- _To do_: In the material below, count the lines with the word "name" and state that number only.

- _Entries with figure data_:
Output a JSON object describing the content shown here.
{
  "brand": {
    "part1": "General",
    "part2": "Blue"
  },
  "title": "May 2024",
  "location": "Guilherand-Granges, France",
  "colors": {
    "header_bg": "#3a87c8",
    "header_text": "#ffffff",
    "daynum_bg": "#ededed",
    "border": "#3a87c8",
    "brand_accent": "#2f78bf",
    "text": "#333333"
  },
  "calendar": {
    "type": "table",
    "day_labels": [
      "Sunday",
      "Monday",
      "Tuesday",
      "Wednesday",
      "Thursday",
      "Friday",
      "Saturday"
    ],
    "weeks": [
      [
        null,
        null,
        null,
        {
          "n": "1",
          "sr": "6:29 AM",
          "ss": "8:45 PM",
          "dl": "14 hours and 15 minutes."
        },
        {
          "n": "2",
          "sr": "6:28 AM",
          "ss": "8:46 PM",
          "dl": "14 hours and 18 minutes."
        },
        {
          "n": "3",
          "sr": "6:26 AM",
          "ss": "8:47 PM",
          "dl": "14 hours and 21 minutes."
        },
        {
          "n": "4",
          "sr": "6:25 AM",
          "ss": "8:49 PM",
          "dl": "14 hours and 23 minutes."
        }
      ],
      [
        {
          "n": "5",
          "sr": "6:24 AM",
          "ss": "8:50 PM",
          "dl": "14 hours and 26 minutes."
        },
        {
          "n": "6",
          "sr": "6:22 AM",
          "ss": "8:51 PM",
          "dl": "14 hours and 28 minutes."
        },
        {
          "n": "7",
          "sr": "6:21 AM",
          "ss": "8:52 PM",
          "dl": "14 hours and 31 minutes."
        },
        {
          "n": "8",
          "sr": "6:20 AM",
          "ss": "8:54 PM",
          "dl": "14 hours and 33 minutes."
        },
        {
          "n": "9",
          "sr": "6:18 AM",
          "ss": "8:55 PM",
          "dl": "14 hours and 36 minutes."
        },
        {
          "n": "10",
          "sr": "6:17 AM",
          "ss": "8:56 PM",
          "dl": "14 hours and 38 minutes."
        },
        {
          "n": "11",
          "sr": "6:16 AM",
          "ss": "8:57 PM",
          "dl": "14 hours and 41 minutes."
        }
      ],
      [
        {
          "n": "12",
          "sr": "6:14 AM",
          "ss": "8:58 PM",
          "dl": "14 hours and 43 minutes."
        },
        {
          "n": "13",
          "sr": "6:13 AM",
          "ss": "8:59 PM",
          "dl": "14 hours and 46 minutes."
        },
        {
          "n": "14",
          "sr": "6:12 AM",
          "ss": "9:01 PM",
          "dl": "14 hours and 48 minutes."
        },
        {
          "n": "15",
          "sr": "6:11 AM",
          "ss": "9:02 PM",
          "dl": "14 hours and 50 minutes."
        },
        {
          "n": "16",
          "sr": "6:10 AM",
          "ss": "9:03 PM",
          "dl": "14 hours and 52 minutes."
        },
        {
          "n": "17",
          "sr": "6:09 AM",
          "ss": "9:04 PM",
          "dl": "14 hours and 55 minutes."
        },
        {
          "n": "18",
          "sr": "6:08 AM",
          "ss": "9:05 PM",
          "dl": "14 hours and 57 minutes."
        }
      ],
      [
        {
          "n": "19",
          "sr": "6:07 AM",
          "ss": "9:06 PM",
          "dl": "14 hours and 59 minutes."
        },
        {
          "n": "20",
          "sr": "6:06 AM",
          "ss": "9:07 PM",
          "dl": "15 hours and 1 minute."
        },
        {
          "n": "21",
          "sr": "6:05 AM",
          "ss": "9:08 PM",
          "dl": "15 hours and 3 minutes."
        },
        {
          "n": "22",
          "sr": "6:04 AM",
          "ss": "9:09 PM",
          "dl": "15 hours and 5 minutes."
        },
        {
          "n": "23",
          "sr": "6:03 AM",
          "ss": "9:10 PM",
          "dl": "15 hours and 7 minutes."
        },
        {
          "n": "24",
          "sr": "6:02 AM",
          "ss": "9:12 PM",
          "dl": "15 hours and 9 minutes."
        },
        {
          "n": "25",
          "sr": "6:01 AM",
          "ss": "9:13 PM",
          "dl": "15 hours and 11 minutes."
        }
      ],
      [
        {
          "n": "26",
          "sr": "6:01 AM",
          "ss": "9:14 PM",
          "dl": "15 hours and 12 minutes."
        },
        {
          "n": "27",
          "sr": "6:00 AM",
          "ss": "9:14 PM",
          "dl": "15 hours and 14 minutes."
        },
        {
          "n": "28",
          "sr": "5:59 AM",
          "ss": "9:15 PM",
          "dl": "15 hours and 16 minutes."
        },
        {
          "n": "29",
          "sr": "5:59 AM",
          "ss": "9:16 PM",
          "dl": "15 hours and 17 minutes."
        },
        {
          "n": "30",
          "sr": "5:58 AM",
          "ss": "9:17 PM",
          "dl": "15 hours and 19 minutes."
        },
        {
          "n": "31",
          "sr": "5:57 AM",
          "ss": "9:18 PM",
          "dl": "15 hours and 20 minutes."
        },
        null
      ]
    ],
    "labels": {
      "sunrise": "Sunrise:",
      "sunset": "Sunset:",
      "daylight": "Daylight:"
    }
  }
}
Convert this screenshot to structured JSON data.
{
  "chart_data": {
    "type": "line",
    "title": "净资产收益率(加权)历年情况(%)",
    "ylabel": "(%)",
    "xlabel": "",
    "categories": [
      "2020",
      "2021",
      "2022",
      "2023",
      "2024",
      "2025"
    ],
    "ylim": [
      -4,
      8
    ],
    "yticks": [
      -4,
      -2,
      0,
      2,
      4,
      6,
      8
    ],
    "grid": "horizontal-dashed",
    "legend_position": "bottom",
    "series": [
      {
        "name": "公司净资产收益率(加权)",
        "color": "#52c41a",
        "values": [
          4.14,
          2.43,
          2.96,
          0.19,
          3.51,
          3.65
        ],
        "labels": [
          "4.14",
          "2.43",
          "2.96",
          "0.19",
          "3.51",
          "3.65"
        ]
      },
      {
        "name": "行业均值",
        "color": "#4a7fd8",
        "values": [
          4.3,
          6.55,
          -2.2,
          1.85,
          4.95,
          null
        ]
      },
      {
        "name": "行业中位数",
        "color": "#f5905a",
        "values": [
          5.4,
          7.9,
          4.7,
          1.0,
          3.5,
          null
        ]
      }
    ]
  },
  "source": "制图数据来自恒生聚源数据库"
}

- _Output for this exercise_: 3